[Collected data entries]
══════════════════════════════

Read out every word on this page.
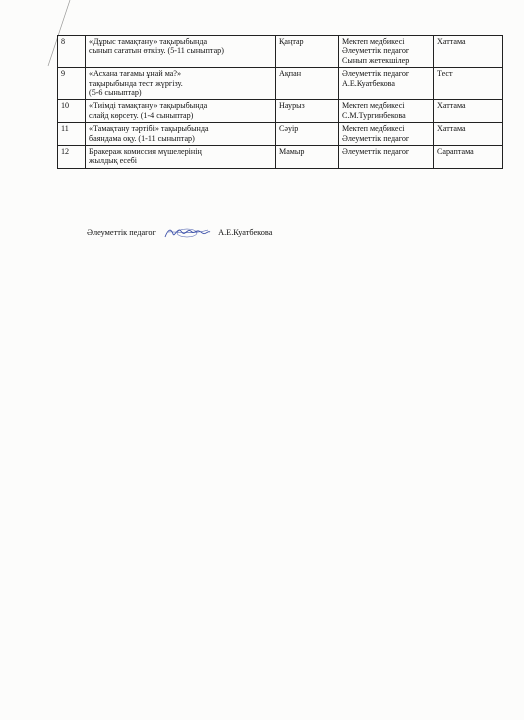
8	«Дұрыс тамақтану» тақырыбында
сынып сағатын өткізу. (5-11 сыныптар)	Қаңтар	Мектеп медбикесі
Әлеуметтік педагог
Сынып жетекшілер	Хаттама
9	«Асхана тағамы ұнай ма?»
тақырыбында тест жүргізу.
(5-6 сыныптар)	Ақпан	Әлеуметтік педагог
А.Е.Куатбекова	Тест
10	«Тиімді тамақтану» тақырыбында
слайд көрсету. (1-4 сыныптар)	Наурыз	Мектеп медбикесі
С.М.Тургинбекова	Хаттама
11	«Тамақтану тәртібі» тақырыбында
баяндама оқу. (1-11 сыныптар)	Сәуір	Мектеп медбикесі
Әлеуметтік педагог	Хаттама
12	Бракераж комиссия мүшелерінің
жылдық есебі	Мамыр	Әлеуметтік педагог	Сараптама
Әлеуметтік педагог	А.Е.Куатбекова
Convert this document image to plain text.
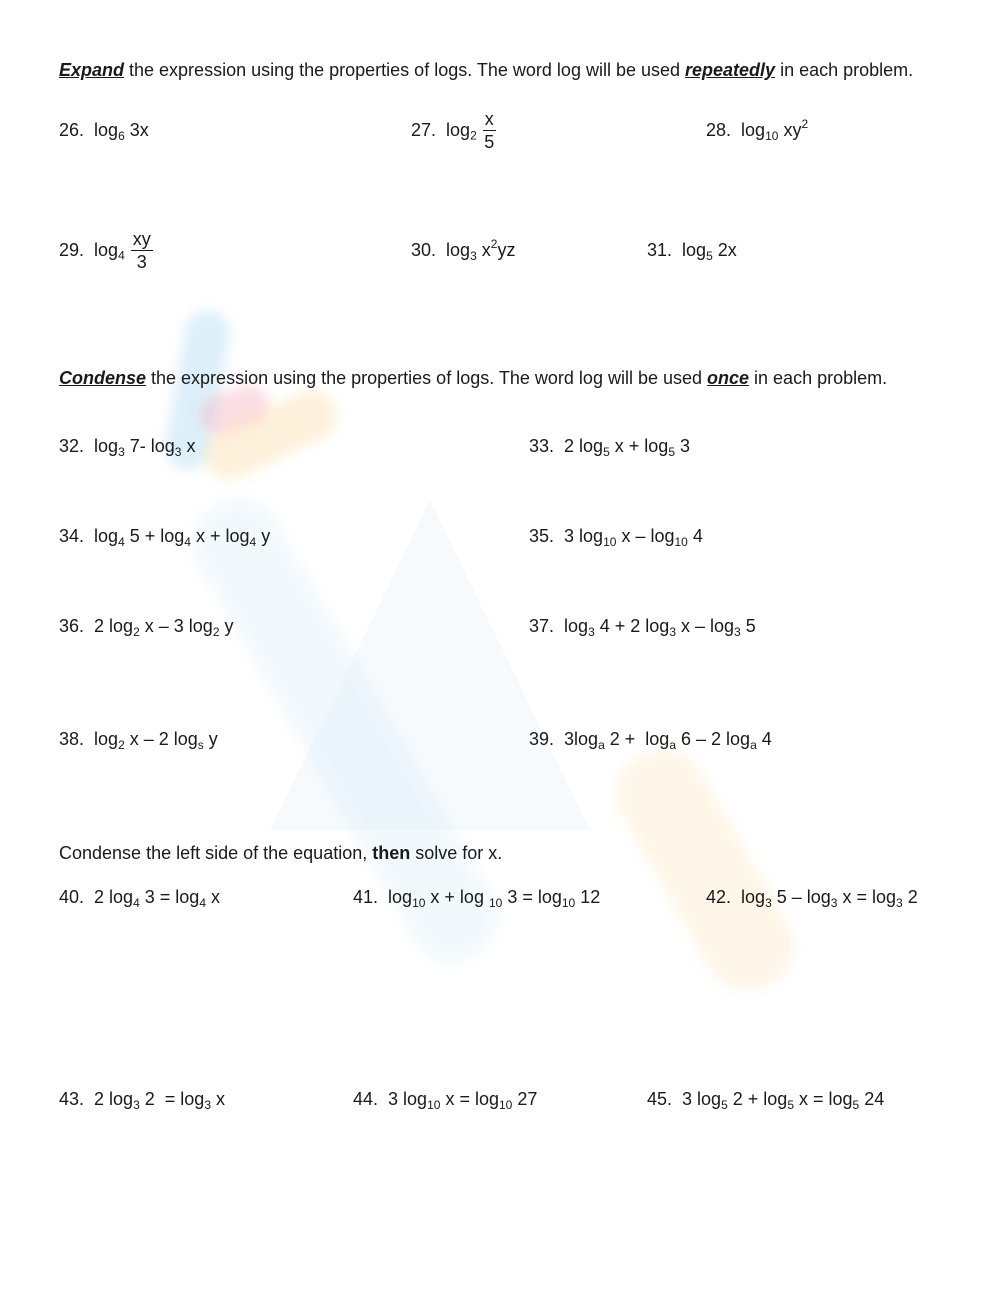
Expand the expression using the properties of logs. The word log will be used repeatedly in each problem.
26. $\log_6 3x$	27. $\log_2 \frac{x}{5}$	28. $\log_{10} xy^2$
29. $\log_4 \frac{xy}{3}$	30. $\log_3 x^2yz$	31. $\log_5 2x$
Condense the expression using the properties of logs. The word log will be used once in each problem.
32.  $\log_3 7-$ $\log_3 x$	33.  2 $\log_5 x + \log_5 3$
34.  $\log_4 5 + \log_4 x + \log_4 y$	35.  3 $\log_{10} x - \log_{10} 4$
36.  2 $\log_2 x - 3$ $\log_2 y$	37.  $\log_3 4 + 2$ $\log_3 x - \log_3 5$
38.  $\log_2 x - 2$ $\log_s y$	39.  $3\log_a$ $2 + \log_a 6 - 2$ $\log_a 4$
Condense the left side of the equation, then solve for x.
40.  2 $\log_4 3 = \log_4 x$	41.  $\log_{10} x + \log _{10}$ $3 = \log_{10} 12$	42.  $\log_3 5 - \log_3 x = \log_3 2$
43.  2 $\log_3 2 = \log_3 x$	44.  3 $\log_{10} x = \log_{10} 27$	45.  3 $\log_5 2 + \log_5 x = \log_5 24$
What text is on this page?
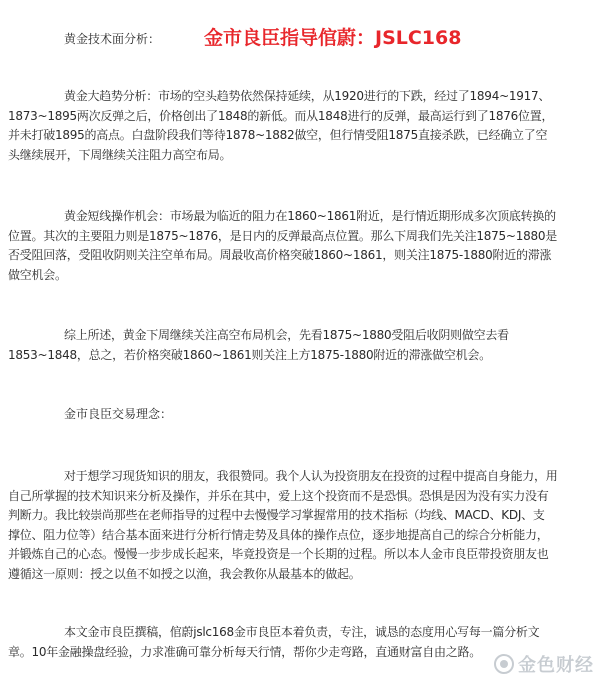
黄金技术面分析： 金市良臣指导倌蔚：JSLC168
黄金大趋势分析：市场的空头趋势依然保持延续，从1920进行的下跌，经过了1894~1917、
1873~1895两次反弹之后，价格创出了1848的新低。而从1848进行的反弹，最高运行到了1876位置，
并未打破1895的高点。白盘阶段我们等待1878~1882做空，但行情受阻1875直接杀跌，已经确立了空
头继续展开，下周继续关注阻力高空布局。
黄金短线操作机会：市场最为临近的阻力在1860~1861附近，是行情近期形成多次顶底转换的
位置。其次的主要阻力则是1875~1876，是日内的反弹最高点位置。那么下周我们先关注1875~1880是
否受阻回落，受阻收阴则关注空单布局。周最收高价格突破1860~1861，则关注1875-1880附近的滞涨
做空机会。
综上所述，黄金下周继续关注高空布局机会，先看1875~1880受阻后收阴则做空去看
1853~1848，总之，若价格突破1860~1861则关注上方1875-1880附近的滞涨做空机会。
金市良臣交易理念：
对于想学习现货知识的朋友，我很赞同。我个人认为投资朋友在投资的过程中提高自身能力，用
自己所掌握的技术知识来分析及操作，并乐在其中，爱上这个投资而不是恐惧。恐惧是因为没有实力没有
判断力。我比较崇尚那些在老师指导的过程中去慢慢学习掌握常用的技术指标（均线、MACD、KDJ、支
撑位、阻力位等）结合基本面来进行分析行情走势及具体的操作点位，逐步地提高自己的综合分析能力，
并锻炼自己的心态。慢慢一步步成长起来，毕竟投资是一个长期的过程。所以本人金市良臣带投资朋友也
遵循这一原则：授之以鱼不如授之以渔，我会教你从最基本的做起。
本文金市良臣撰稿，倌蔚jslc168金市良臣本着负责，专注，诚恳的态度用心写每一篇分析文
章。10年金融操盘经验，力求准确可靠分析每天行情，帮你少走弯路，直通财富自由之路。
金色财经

══════════════════════════════

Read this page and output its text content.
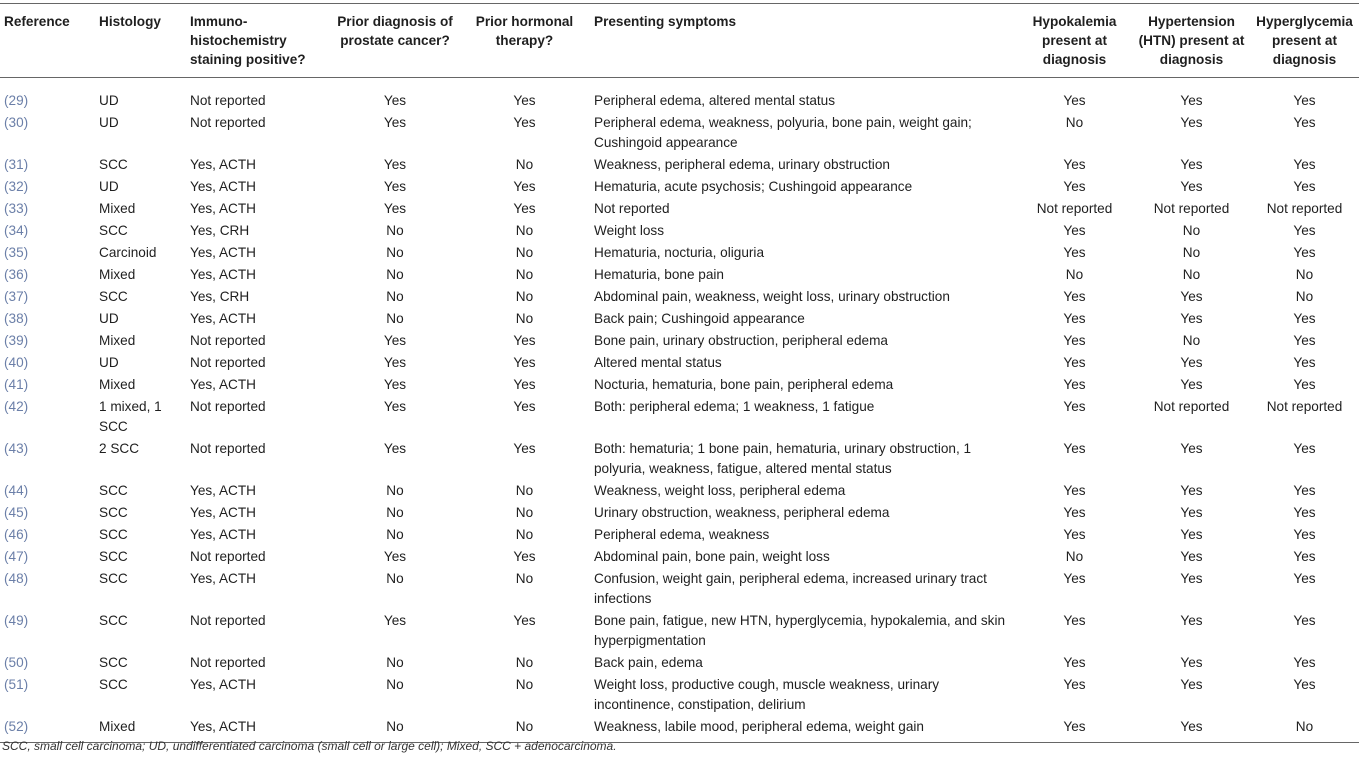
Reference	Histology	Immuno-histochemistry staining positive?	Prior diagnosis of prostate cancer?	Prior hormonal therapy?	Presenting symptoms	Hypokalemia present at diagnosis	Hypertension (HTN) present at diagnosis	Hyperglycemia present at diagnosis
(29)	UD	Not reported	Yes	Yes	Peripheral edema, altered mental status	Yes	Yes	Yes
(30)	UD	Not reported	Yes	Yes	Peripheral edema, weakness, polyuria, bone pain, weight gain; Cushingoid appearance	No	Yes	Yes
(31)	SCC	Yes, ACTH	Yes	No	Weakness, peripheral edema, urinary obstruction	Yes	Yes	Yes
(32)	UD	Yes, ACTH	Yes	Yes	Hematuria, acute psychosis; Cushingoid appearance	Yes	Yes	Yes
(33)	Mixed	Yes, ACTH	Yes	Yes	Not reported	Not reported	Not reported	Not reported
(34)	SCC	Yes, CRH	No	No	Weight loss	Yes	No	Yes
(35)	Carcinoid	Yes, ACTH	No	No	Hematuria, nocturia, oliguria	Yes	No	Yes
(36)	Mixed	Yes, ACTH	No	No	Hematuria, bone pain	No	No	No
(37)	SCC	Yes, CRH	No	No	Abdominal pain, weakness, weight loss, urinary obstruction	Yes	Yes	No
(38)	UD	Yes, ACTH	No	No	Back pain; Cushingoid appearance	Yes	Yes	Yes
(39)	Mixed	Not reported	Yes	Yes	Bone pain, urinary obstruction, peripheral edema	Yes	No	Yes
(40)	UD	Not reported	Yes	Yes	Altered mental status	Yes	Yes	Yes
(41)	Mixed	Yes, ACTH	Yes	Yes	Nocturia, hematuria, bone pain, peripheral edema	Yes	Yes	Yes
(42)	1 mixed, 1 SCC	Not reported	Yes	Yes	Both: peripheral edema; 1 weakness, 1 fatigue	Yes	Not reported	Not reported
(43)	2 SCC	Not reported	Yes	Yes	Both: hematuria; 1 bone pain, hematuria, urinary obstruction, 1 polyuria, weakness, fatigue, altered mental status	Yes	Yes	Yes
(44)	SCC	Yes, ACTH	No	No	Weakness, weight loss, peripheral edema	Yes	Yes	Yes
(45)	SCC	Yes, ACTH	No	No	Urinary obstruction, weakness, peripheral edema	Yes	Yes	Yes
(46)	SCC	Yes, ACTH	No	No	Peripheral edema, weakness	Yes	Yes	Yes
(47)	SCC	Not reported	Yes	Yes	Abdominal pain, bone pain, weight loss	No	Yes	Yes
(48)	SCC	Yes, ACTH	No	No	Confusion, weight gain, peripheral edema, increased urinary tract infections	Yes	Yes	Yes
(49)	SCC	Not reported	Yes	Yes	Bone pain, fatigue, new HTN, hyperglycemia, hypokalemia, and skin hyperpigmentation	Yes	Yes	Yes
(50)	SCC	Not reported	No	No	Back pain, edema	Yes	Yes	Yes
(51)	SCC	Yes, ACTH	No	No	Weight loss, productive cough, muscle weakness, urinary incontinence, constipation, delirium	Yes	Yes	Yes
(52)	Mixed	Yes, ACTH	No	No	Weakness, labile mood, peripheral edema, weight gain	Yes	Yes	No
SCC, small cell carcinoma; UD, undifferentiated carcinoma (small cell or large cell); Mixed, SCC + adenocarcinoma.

══════════════════════════════

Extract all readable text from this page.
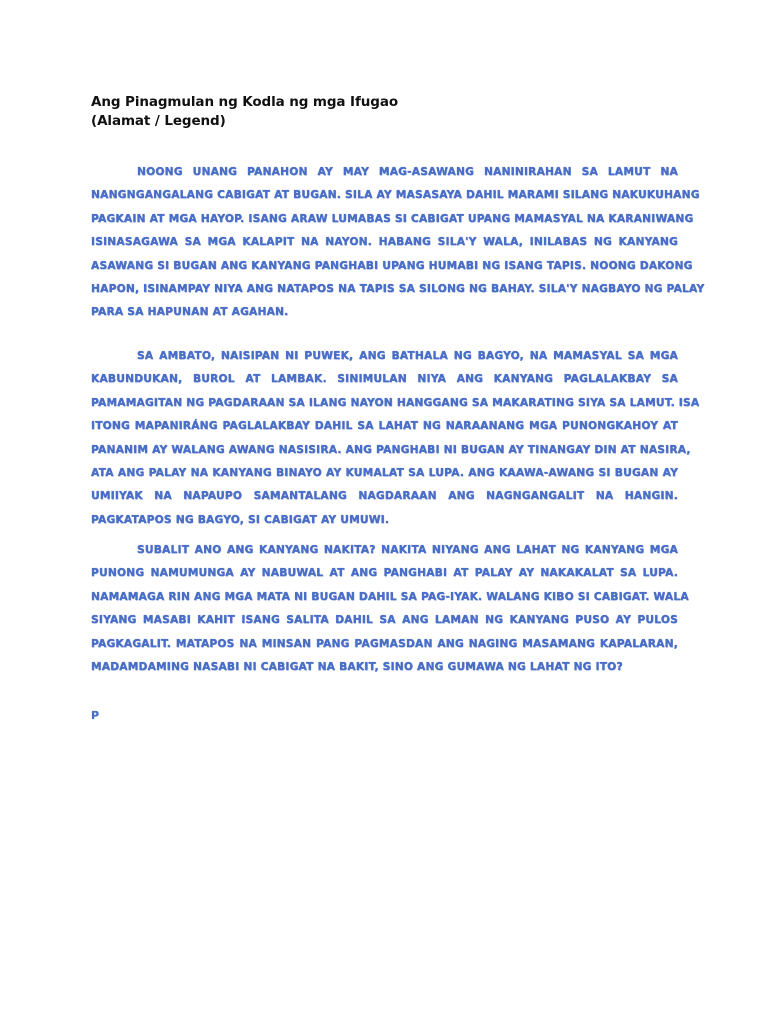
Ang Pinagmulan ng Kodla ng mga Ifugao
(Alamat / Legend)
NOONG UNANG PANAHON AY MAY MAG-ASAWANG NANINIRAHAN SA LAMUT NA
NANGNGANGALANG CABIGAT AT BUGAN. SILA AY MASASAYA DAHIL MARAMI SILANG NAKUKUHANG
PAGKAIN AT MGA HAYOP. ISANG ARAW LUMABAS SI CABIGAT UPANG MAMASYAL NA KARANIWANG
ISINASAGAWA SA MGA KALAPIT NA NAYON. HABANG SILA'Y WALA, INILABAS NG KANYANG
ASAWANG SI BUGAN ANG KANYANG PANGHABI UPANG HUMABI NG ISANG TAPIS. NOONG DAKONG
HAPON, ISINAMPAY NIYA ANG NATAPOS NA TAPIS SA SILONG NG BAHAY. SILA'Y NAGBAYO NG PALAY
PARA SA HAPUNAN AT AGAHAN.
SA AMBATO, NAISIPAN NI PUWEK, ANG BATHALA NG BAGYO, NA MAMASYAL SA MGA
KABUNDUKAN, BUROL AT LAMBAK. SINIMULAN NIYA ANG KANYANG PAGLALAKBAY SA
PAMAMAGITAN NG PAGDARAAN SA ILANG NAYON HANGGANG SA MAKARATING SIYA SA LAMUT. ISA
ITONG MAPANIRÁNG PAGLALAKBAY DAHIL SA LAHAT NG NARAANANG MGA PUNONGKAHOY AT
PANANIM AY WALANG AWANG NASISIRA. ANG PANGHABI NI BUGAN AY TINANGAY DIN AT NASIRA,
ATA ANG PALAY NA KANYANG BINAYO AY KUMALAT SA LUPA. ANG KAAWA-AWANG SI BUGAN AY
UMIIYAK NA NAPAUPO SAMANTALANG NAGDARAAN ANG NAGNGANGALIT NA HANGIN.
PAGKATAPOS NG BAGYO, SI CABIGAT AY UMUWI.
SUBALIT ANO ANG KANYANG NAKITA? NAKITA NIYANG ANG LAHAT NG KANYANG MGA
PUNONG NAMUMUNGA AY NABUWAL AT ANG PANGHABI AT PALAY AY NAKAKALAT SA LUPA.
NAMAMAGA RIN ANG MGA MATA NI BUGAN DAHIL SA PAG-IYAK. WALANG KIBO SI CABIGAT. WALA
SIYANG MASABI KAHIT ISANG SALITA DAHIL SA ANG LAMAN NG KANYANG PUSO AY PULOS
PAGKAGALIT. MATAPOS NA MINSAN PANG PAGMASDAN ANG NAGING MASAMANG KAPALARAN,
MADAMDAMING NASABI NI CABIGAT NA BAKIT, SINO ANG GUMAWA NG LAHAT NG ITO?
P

══════════════════════════════

What is needed. From the entries above, collect every line with the string "Мектеп" in it.

Written answer.
сынып сағатын өткізу. (5-11 сыныптар)	Қаңтар	Мектеп медбикесі
слайд көрсету. (1-4 сыныптар)	Наурыз	Мектеп медбикесі
баяндама оқу. (1-11 сыныптар)	Сәуір	Мектеп медбикесі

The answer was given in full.